> **To be done**:
Every line that includes the word "сжиженного" is to be listed.

> **Dataset**:
----

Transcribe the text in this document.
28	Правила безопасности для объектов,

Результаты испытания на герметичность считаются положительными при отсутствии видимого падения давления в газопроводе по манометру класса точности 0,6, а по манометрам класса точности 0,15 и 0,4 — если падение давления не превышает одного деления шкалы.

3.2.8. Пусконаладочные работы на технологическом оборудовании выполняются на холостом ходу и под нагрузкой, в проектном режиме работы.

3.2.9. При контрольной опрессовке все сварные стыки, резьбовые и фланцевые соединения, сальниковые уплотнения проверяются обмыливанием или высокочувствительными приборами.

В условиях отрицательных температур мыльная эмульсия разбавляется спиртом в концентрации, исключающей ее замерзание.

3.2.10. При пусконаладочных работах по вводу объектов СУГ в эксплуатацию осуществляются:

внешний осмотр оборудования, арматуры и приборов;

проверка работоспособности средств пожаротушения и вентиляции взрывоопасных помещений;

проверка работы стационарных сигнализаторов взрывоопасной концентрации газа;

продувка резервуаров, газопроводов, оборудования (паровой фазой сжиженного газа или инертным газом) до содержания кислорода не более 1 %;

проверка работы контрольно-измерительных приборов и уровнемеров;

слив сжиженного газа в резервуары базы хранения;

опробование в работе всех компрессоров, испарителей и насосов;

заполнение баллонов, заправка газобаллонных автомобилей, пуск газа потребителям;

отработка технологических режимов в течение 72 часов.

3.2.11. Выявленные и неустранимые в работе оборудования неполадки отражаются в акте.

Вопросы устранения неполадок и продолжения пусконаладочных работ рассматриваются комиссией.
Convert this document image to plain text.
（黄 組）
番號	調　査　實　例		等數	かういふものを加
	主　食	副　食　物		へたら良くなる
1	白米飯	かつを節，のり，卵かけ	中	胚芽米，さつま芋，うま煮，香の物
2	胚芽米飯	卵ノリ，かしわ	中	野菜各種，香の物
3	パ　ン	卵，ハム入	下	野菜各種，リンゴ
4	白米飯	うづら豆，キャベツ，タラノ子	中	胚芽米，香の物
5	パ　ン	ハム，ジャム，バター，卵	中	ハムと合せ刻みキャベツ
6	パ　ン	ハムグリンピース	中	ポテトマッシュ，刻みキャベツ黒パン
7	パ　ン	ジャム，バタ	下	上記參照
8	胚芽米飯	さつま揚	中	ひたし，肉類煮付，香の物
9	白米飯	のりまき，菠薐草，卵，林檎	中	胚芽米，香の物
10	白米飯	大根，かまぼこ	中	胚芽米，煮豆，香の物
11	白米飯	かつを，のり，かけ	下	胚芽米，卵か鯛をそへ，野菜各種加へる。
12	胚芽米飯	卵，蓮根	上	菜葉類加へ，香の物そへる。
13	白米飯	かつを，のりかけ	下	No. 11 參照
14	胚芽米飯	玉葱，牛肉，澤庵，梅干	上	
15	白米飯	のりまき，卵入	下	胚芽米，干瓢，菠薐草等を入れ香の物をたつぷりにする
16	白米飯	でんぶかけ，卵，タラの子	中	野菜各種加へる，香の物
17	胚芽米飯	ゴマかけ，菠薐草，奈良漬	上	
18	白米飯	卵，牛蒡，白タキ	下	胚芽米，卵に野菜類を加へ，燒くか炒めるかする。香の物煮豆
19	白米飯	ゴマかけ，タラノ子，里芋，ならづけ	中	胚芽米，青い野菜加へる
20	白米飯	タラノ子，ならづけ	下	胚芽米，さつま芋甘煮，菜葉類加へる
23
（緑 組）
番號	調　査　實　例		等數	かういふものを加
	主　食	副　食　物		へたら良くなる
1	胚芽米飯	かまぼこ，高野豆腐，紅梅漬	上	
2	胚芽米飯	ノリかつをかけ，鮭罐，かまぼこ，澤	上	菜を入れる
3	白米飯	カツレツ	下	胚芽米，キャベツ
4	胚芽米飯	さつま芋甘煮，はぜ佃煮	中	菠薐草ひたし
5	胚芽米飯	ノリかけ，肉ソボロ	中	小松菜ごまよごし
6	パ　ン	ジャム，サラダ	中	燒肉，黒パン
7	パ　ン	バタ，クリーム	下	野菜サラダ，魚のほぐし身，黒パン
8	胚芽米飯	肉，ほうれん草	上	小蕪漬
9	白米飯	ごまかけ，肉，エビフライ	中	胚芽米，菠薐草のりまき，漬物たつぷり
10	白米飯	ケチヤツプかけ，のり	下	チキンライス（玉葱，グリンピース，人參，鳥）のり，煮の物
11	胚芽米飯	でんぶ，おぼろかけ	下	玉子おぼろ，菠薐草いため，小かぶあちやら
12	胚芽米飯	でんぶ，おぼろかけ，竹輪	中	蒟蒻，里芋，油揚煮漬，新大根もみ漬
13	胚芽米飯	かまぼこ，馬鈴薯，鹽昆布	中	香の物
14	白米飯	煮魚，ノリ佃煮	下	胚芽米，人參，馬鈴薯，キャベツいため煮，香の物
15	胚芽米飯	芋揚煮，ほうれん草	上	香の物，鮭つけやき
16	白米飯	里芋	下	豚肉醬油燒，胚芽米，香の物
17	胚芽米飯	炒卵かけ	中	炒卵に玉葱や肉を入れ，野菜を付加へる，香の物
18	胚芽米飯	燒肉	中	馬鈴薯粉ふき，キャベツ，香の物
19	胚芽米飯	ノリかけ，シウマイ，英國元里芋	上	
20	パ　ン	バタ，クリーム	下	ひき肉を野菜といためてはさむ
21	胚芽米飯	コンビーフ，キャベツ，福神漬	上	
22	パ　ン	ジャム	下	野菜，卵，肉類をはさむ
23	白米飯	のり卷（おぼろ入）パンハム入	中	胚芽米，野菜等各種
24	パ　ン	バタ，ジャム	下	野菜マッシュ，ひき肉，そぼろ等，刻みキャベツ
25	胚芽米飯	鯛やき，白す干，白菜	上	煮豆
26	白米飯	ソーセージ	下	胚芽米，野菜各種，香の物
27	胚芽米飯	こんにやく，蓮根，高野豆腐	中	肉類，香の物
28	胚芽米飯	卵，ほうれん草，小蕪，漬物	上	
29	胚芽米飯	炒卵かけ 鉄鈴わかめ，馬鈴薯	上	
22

----

> **Final answer**:
продувка резервуаров, газопроводов, оборудования (паровой фазой сжиженного газа или инертным газом) до содержания кислорода не более 1 %;
слив сжиженного газа в резервуары базы хранения;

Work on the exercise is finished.